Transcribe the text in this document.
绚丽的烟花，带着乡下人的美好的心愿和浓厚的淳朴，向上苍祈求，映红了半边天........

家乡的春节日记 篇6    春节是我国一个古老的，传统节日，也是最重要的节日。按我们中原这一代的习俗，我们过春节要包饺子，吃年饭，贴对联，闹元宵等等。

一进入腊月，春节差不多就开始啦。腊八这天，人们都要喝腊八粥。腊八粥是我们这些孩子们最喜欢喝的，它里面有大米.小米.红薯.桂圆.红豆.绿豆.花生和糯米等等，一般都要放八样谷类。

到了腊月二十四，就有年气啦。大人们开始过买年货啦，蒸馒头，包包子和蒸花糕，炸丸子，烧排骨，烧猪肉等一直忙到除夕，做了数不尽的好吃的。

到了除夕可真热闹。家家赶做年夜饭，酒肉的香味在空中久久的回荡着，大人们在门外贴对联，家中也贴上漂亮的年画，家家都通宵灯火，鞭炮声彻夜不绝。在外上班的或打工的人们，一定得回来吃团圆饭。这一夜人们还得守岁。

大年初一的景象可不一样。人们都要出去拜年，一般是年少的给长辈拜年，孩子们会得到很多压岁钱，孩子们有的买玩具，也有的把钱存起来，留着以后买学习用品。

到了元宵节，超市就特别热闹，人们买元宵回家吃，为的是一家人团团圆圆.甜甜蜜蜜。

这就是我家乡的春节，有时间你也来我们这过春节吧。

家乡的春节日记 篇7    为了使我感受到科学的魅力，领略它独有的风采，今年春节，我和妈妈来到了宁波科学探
• • • • • • •
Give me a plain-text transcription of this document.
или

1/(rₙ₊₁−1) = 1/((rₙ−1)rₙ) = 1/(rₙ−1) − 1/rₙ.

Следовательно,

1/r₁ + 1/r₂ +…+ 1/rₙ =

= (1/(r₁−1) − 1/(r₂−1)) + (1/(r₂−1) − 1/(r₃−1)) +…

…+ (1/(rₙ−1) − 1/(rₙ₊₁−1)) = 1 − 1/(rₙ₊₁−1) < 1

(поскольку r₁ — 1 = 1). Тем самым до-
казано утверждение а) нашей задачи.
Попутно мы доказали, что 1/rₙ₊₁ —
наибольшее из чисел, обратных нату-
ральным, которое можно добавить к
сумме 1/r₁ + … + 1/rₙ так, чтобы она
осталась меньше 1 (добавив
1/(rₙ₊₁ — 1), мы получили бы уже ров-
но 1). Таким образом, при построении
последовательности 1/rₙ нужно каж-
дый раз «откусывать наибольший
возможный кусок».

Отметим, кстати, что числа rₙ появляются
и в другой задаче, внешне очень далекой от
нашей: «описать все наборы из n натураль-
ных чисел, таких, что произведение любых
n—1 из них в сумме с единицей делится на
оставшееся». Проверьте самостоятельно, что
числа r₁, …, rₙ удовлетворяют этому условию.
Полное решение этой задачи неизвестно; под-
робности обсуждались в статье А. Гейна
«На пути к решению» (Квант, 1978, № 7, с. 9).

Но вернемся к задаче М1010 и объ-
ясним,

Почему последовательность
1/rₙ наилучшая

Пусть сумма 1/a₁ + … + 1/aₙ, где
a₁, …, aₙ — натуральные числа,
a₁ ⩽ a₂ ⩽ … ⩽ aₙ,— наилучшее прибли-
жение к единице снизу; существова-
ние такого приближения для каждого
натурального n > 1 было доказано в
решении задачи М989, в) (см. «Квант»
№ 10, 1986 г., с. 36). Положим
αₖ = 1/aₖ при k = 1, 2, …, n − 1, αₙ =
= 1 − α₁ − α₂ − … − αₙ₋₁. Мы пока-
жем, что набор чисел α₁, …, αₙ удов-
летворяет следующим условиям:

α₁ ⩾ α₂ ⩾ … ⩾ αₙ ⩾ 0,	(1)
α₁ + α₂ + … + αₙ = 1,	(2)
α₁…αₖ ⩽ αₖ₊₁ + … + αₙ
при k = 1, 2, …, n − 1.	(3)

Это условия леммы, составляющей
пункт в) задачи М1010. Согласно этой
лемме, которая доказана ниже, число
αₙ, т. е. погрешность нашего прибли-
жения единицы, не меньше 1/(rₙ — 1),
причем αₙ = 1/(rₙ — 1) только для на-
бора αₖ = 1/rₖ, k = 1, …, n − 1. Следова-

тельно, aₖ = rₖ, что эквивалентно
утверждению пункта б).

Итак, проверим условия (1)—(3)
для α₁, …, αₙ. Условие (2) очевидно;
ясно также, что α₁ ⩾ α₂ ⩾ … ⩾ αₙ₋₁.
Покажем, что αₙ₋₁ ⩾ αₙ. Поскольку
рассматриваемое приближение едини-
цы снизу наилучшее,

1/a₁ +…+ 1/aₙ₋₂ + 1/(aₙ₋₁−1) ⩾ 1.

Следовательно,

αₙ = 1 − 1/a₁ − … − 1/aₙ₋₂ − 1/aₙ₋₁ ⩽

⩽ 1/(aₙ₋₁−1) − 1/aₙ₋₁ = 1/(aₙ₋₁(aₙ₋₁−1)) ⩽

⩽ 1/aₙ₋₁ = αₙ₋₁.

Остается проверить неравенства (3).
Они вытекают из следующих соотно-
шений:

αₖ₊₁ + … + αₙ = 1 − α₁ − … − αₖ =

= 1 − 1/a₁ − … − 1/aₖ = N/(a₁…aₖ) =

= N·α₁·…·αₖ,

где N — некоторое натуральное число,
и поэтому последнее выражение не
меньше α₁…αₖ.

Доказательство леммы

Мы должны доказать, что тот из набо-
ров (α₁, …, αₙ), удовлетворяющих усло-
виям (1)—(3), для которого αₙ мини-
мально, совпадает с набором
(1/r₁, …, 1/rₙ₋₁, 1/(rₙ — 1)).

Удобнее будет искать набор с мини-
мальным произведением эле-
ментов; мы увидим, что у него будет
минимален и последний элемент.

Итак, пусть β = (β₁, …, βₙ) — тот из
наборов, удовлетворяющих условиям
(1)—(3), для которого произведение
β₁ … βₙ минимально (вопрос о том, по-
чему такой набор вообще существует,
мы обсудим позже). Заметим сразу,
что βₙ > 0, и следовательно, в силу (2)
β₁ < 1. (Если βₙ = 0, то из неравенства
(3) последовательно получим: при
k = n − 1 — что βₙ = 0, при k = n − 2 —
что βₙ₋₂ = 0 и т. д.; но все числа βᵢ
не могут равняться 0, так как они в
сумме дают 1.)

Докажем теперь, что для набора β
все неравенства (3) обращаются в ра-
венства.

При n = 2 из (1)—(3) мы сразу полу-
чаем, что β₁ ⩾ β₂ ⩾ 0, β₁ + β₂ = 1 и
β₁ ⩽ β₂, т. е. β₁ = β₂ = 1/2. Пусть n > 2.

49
• • • • • • •
Go through the data and gather every line that holds "число".

### Written answer
лемме, которая доказана ниже, число
где N — некоторое натуральное число,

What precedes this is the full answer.